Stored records

──────────

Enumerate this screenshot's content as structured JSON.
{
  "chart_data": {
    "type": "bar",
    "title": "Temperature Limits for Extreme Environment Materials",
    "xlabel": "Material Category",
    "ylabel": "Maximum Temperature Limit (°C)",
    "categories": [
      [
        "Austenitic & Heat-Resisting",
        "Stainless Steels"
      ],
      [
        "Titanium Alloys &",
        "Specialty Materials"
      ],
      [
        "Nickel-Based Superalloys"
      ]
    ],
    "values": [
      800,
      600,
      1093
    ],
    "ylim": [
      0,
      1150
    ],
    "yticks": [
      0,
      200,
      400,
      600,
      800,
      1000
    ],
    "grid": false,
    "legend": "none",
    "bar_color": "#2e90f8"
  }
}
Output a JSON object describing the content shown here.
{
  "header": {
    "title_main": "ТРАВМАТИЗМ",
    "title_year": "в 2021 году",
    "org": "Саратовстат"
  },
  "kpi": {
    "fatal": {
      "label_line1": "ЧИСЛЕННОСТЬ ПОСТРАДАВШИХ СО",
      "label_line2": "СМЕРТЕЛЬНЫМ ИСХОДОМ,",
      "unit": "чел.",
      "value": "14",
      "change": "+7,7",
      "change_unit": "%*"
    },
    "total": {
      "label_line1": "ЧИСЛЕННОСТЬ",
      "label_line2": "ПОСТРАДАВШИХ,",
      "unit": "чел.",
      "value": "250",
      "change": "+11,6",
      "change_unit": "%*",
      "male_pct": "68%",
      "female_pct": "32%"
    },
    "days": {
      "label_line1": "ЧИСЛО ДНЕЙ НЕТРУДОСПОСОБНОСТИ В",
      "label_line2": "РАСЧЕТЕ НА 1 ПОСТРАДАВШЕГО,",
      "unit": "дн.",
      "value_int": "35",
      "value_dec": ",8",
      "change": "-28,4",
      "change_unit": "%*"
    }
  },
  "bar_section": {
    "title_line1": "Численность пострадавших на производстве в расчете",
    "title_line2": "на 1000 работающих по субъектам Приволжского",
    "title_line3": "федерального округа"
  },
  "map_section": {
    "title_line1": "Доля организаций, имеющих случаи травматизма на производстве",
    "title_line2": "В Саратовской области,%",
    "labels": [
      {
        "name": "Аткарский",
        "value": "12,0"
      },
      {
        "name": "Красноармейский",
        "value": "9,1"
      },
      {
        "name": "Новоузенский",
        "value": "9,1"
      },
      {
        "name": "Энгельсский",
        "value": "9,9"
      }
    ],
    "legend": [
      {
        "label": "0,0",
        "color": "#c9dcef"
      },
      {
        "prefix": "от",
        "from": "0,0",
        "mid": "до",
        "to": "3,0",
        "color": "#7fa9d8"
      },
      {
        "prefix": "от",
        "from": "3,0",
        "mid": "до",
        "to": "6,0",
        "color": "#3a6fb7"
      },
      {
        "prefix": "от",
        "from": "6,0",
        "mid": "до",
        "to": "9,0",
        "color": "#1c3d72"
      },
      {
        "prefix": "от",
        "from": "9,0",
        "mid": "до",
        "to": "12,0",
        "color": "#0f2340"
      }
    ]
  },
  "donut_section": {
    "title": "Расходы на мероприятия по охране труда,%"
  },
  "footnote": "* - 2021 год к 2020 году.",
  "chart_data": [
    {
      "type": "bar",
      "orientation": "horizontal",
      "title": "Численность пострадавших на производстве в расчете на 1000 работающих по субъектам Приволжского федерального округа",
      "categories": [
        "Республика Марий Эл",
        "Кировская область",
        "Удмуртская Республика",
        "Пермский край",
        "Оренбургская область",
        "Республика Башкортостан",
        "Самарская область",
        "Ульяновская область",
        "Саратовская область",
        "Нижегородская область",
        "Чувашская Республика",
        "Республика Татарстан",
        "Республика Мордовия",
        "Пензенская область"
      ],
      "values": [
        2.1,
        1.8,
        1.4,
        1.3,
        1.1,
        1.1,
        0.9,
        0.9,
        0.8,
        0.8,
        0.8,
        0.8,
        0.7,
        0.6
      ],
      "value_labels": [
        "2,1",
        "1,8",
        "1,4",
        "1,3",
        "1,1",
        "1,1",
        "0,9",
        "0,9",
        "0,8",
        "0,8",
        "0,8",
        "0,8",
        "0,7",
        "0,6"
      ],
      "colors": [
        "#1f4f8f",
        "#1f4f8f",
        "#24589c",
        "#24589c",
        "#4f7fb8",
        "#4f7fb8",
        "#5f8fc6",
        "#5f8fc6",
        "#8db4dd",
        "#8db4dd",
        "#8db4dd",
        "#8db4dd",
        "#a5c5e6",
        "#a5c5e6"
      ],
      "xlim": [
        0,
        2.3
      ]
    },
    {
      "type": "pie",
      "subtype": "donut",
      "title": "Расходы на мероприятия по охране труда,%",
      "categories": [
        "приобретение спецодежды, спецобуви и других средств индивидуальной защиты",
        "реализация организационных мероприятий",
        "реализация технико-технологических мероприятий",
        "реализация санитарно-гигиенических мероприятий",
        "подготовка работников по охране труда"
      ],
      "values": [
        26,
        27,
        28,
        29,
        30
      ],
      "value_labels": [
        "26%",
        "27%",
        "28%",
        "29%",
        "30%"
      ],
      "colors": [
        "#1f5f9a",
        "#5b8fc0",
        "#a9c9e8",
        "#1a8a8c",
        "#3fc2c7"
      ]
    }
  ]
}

──────────

--- GOAL ---
Find the word "производстве" in the records and pull out each line that has it.

--- TASK RESULT ---
    "title_line1": "Численность пострадавших на производстве в расчете",
    "title_line1": "Доля организаций, имеющих случаи травматизма на производстве",
      "title": "Численность пострадавших на производстве в расчете на 1000 работающих по субъектам Приволжского федерального округа",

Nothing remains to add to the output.